[Brief 1] Please sum up the Momcology post in two sentences.
[Brief 2] Carry the Momcology post forward from its last sentence.

There is a secret Facebook Group known as Momcology. Lots of sub-pages for the different kinds of Childhood Cancer, age groups, locations etc. Lots and lots of Mom's. It is a wonderful support group where things are said that are not said in public.
We are often so caught up in our own room of Cancer World we don't know much about other rooms. Sarcoma Rooms,Lymphomas, Wilms, AML, ALL, Brain Tumors.... the list is pretty long. We all learn from each other. We learn about the way kids are diagnosed, the treatment and the follow-ups. We learn that some kids have to have a prosthesis eye and they out grow it. We learn Brain Tumor's are bad. We learn where cancers spread. We learn more than we ever wanted to know.
But most of all it is a place for the quiet despair and agony of the moms. Moms with traumatized children, dying children, relapsing children. Children with huge struggles from treatment and the lingering after affects. Teenagers, tiny babies and young adults. We watch and learn and do what we can to support each other.
One thing I have gleaned from months and now years of spending time on Momcology is that everyone has "follow-up" appointments. Most Moms deal with something called Scanziety. It is a little known disorder not yet recognized by the medical community but it is real and lives in the hearts of these strongest of strong women. They have to face sending their children through MRI, PET and CT scanners at varying intervals. The doctors are looking for signs of wayward cancer. As the day approaches, the intensity of the Scanziety increases. The tension and fear and feelings of total despair is ever present.
I don't want to belittle this fear but this week, I am wishing Meb had such a simple follow-up. A scan, a result, a conference and then a new plan or a sigh of relief and a new date for the next scan.
Oh, No Not for us.
It is a week long process of multiple tests and exams and evaluations. A week of it. Blood draws, close physical evaluations, Pulmonary Function tests, two separate eye exams, Dermatology, Hematology,
gynecology, two dental exams, PT, and then Vaccinations. All through the process everyone is on high alert and holding their breath. What will the test say? When will it all come back? Can they see anything? Is something hiding out?

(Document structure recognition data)
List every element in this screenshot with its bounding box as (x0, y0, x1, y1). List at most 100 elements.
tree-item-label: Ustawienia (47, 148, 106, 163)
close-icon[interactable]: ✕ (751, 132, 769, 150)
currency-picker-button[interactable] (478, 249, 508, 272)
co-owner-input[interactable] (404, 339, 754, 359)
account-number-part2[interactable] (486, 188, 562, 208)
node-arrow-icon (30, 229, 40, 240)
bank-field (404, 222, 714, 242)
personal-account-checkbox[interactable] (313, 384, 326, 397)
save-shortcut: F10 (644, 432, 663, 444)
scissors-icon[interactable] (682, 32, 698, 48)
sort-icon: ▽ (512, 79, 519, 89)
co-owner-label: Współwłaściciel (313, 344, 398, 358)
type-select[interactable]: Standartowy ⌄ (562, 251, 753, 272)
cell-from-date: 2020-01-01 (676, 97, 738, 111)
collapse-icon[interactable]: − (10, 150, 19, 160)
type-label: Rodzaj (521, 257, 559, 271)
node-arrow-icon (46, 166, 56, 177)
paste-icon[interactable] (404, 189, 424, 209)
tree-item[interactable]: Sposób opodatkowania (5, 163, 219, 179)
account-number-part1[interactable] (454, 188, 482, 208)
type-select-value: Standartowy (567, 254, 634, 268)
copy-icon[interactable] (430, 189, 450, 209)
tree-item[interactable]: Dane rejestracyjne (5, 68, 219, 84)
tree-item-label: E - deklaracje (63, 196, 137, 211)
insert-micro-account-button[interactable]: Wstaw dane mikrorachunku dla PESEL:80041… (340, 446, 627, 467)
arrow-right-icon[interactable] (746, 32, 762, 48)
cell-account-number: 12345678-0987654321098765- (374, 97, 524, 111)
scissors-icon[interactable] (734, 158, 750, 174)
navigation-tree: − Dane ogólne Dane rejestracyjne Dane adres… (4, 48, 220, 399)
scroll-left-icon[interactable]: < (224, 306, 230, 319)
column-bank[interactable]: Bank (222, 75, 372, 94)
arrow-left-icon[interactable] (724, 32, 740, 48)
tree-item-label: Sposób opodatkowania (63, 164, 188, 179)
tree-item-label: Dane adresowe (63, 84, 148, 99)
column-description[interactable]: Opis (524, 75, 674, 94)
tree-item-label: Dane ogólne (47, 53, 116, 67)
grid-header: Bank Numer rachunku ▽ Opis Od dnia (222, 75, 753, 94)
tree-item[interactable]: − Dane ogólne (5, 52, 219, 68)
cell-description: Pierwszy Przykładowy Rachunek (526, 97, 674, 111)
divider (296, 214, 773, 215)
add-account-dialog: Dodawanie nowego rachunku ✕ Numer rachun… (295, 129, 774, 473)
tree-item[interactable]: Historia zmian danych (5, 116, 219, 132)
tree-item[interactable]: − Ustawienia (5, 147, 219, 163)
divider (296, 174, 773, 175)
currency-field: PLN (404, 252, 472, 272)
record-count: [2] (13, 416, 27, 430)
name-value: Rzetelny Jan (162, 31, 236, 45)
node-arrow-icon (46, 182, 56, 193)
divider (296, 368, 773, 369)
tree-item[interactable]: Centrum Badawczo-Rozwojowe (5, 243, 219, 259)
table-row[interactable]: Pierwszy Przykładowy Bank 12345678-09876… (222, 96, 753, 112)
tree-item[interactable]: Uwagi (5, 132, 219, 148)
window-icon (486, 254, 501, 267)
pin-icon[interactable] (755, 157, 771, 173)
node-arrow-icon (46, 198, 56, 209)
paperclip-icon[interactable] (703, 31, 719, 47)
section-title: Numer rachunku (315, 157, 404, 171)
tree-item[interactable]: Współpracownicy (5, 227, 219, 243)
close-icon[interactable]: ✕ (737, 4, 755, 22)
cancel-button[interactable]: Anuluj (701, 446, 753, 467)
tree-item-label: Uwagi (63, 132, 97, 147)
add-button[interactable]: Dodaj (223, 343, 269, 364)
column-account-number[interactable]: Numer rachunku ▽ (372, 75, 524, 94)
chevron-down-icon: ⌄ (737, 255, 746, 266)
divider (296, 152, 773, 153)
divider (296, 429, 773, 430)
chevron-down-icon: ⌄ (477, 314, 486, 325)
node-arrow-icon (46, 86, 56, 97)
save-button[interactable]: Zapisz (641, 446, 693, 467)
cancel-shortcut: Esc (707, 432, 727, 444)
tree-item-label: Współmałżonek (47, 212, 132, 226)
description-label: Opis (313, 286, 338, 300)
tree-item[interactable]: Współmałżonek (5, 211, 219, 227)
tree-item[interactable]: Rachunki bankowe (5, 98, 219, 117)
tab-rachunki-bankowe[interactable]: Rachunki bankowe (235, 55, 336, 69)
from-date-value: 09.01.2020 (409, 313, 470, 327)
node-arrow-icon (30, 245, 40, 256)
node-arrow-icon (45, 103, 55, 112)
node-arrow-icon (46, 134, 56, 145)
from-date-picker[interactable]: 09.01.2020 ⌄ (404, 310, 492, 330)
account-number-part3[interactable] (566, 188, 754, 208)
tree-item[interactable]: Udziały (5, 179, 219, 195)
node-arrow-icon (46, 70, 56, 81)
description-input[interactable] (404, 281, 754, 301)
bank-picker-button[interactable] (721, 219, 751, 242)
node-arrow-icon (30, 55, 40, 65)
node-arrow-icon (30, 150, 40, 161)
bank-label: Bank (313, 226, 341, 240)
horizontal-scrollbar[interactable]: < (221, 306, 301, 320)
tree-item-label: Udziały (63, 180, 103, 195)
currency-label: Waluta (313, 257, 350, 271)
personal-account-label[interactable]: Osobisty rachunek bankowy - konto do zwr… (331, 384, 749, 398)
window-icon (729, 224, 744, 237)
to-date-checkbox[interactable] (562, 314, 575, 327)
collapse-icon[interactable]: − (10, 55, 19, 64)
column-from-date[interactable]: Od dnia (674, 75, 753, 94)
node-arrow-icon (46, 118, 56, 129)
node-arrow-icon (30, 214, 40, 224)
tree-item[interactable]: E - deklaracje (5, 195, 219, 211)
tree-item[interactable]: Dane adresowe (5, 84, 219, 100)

[Your response 1] Momcology is a secret Facebook group where mothers of children with many kinds of cancer learn from and support one another, and many of them live with "Scanziety" as their children's follow-up scans approach. Meb's follow-up is not a single scan but a week-long process of many tests, exams, evaluations and vaccinations, with everyone on high alert waiting for results.

[Your response 2]
It is the same sort of follow-up anxiety but packaged in another way.
I have come to believe that we will have bad news. I am just conditioned for that process. Today Dr. Balter (first of two eye doctors) came out of the exam room and came in my direction. My heart stopped. Dead. I asked him what was wrong and he laughed. and then said "I totally understand why you would react with so much anxiety. I was the one that started this process. But she looks great." (He was the doctor that first discovered something was wrong with her in 2004.)
I know she looks great. I know she feels great. I know she is almost 3 years out of transplant. She is back in school. She is off 99% of her meds. She may not have to go back for this evaluatoin again for 3 years. But I also know how close leukemia and secondary cancer's hover. I can say it all the time that things are fine but I also know that when ever we put her under this many thousand's of dollars of tests, something might rear its scary head.
It happened before.
So here I sit. Day 1 of 5 and wonder and wait and try not to work myself into too much of a tizzy. But as I fail to keep calm, I am not the only one. I am not the only Mom wondering and wanting to know if everything will be okay.
Day Two Tomorrow: Derm, Ophthalmology.
I can do this. We all can do this. We can survive a simple "Follow-up".
Twenty Years, Two Hundred and Forty Months, Seven Thousand Days, and Three Hundred Days. Since we started chasing Leukemia.